**EXERCISE DESCRIPTION**
In the records that follow, show each line where the word "object" is present.

**RECORDS PROVIDED**
□ □ □ □ □

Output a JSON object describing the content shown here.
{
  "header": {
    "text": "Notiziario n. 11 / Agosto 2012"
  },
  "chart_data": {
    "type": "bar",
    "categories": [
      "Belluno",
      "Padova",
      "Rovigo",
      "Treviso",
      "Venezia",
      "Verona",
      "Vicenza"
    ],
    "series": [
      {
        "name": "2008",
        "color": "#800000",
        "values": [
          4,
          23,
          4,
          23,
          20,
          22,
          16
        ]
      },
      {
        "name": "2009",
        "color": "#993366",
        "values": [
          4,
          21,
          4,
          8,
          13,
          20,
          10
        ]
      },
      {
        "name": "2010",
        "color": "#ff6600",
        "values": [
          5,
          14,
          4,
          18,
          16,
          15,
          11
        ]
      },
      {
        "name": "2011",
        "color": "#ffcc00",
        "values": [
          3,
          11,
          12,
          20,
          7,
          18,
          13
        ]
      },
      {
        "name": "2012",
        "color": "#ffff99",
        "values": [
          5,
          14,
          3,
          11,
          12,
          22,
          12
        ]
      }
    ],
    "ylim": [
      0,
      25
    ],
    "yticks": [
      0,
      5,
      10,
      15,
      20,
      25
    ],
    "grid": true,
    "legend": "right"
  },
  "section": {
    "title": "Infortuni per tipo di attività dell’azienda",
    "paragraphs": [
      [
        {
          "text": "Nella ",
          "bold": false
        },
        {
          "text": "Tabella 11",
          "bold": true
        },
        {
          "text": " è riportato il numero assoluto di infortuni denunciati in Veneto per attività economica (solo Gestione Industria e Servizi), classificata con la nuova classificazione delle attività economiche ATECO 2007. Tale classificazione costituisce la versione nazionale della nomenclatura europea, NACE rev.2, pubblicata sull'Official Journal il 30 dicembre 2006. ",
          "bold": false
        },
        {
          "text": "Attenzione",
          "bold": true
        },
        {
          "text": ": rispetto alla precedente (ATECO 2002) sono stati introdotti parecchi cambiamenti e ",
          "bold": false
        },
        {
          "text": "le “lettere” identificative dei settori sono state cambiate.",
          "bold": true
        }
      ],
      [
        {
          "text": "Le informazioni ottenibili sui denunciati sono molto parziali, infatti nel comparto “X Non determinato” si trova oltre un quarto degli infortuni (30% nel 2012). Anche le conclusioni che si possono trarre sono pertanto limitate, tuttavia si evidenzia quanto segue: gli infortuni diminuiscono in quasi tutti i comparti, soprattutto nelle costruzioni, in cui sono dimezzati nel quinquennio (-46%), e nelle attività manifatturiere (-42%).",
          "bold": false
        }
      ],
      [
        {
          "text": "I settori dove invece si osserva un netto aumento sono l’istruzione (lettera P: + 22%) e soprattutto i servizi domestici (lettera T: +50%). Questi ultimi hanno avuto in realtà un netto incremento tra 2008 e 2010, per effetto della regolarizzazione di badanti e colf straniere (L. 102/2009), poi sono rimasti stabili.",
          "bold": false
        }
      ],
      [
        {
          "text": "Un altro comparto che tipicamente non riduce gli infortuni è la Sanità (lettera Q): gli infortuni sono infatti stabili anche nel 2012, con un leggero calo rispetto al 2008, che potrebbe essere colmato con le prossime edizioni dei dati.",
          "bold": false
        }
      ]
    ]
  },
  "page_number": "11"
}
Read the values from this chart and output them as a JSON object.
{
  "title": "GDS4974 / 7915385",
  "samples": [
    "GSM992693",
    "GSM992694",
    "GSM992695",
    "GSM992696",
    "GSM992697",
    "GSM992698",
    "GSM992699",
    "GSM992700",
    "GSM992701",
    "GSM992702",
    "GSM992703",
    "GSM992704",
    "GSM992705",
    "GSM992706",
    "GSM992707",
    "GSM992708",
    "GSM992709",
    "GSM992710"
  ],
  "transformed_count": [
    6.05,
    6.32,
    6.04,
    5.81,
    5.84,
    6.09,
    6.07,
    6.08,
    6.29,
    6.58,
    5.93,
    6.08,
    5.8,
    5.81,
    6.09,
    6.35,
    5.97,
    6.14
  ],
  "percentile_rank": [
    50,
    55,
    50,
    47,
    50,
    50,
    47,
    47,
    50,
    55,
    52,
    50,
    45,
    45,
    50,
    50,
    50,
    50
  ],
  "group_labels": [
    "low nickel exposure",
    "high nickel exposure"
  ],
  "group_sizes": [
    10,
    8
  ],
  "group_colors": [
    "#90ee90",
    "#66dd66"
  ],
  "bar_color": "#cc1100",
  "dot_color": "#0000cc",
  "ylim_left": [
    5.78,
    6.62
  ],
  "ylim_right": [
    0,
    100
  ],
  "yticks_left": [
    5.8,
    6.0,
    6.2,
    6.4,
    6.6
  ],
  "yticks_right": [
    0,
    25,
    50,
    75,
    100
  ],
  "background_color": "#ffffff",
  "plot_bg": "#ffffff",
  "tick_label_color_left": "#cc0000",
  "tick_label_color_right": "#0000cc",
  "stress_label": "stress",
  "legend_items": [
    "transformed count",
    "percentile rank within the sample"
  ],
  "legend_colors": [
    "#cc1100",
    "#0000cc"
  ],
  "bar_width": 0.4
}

□ □ □ □ □

**CORRECT RESULT**
Output a JSON object describing the content shown here.
Read the values from this chart and output them as a JSON object.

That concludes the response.